◆ **WHAT THE TASK REQUIRES**
Search the records for the line with "Transcribe the text in this document.". Output that line and each line after it, exactly, and stop at the end; omit pictures.

◆ **SUPPLIED ENTRIES**

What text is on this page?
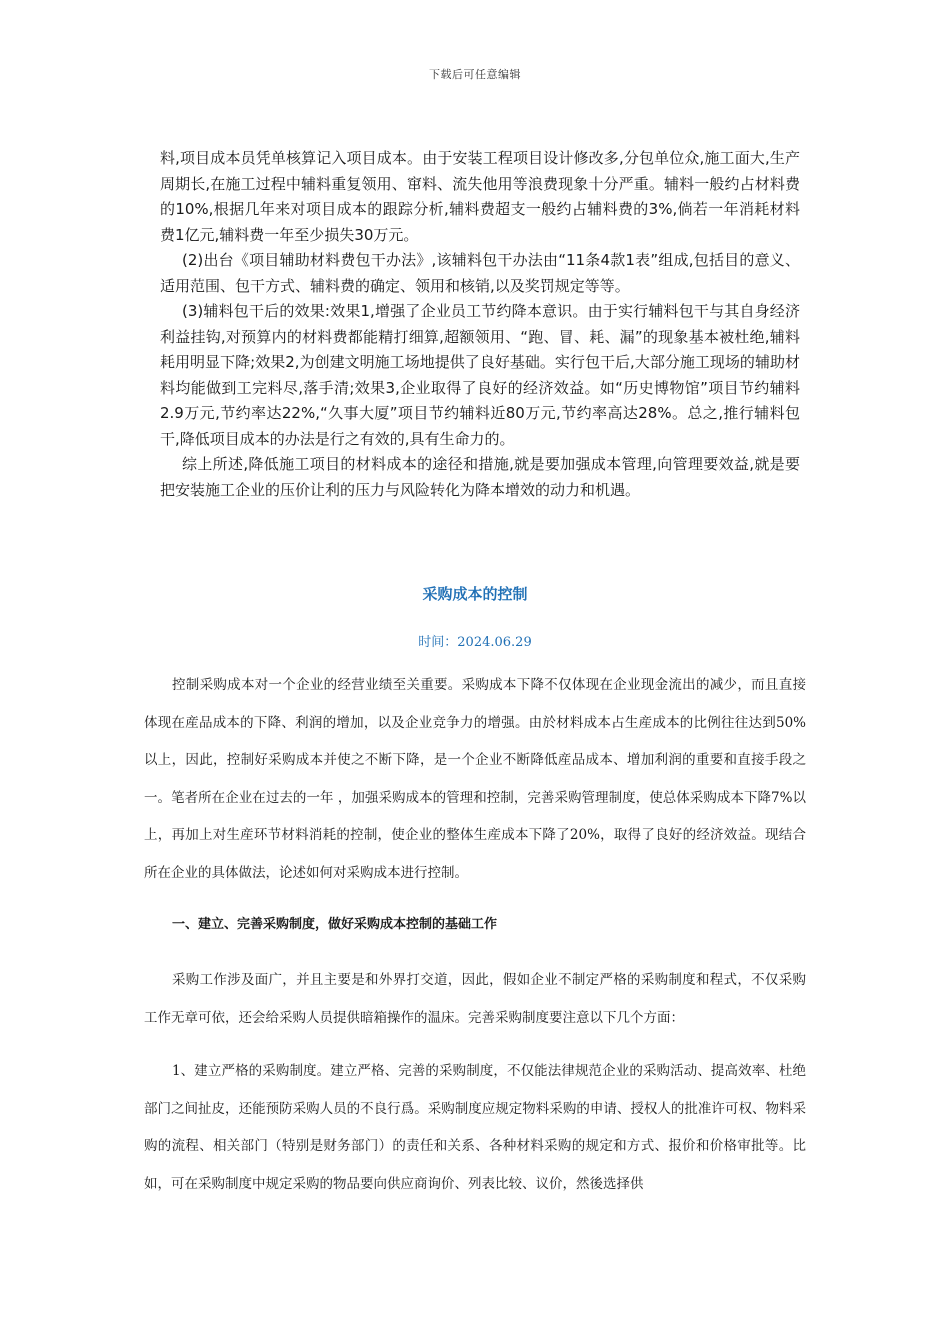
下载后可任意编辑

料,项目成本员凭单核算记入项目成本。由于安装工程项目设计修改多,分包单位众,施工面大,生产周期长,在施工过程中辅料重复领用、窜料、流失他用等浪费现象十分严重。辅料一般约占材料费的10%,根据几年来对项目成本的跟踪分析,辅料费超支一般约占辅料费的3%,倘若一年消耗材料费1亿元,辅料费一年至少损失30万元。

(2)出台《项目辅助材料费包干办法》,该辅料包干办法由“11条4款1表”组成,包括目的意义、适用范围、包干方式、辅料费的确定、领用和核销,以及奖罚规定等等。

(3)辅料包干后的效果:效果1,增强了企业员工节约降本意识。由于实行辅料包干与其自身经济利益挂钩,对预算内的材料费都能精打细算,超额领用、“跑、冒、耗、漏”的现象基本被杜绝,辅料耗用明显下降;效果2,为创建文明施工场地提供了良好基础。实行包干后,大部分施工现场的辅助材料均能做到工完料尽,落手清;效果3,企业取得了良好的经济效益。如“历史博物馆”项目节约辅料2.9万元,节约率达22%,“久事大厦”项目节约辅料近80万元,节约率高达28%。总之,推行辅料包干,降低项目成本的办法是行之有效的,具有生命力的。

综上所述,降低施工项目的材料成本的途径和措施,就是要加强成本管理,向管理要效益,就是要把安装施工企业的压价让利的压力与风险转化为降本增效的动力和机遇。

采购成本的控制
时间：2024.06.29

控制采购成本对一个企业的经营业绩至关重要。采购成本下降不仅体现在企业现金流出的减少，而且直接体现在産品成本的下降、利润的增加，以及企业竞争力的增强。由於材料成本占生産成本的比例往往达到50%以上，因此，控制好采购成本并使之不断下降，是一个企业不断降低産品成本、增加利润的重要和直接手段之一。笔者所在企业在过去的一年 ，加强采购成本的管理和控制，完善采购管理制度，使总体采购成本下降7%以上，再加上对生産环节材料消耗的控制，使企业的整体生産成本下降了20%，取得了良好的经济效益。现结合所在企业的具体做法，论述如何对采购成本进行控制。

一、建立、完善采购制度，做好采购成本控制的基础工作

采购工作涉及面广，并且主要是和外界打交道，因此，假如企业不制定严格的采购制度和程式，不仅采购工作无章可依，还会给采购人员提供暗箱操作的温床。完善采购制度要注意以下几个方面：

1、建立严格的采购制度。建立严格、完善的采购制度，不仅能法律规范企业的采购活动、提高效率、杜绝部门之间扯皮，还能预防采购人员的不良行爲。采购制度应规定物料采购的申请、授权人的批准许可权、物料采购的流程、相关部门（特别是财务部门）的责任和关系、各种材料采购的规定和方式、报价和价格审批等。比如，可在采购制度中规定采购的物品要向供应商询价、列表比较、议价，然後选择供
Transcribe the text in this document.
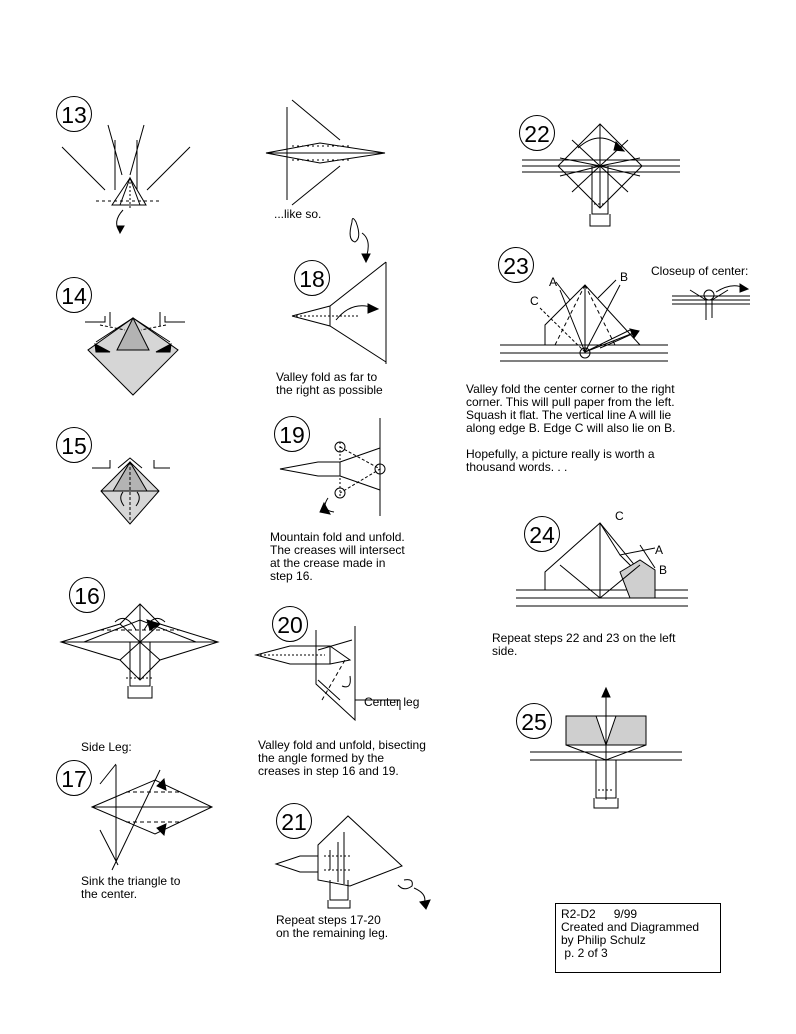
13
14
15
16
Side Leg:
17
Sink the triangle to
the center.
...like so.
18
Valley fold as far to
the right as possible
19
Mountain fold and unfold.
The creases will intersect
at the crease made in
step 16.
20
Center leg
Valley fold and unfold, bisecting
the angle formed by the
creases in step 16 and 19.
21
Repeat steps 17-20
on the remaining leg.
22
23
A	B
C
Closeup of center:
Valley fold the center corner to the right
corner. This will pull paper from the left.
Squash it flat. The vertical line A will lie
along edge B. Edge C will also lie on B.

Hopefully, a picture really is worth a
thousand words. . .
24
C
A
B
Repeat steps 22 and 23 on the left
side.
25
R2-D2 9/99
Created and Diagrammed
by Philip Schulz
p. 2 of 3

◆ **THE SOLUTION**
Transcribe the text in this document.
13
14
15
16
Side Leg:
17
Sink the triangle to
the center.
...like so.
18
Valley fold as far to
the right as possible
19
Mountain fold and unfold.
The creases will intersect
at the crease made in
step 16.
20
Center leg
Valley fold and unfold, bisecting
the angle formed by the
creases in step 16 and 19.
21
Repeat steps 17-20
on the remaining leg.
22
23
A	B
C
Closeup of center:
Valley fold the center corner to the right
corner. This will pull paper from the left.
Squash it flat. The vertical line A will lie
along edge B. Edge C will also lie on B.

Hopefully, a picture really is worth a
thousand words. . .
24
C
A
B
Repeat steps 22 and 23 on the left
side.
25
R2-D2 9/99
Created and Diagrammed
by Philip Schulz
p. 2 of 3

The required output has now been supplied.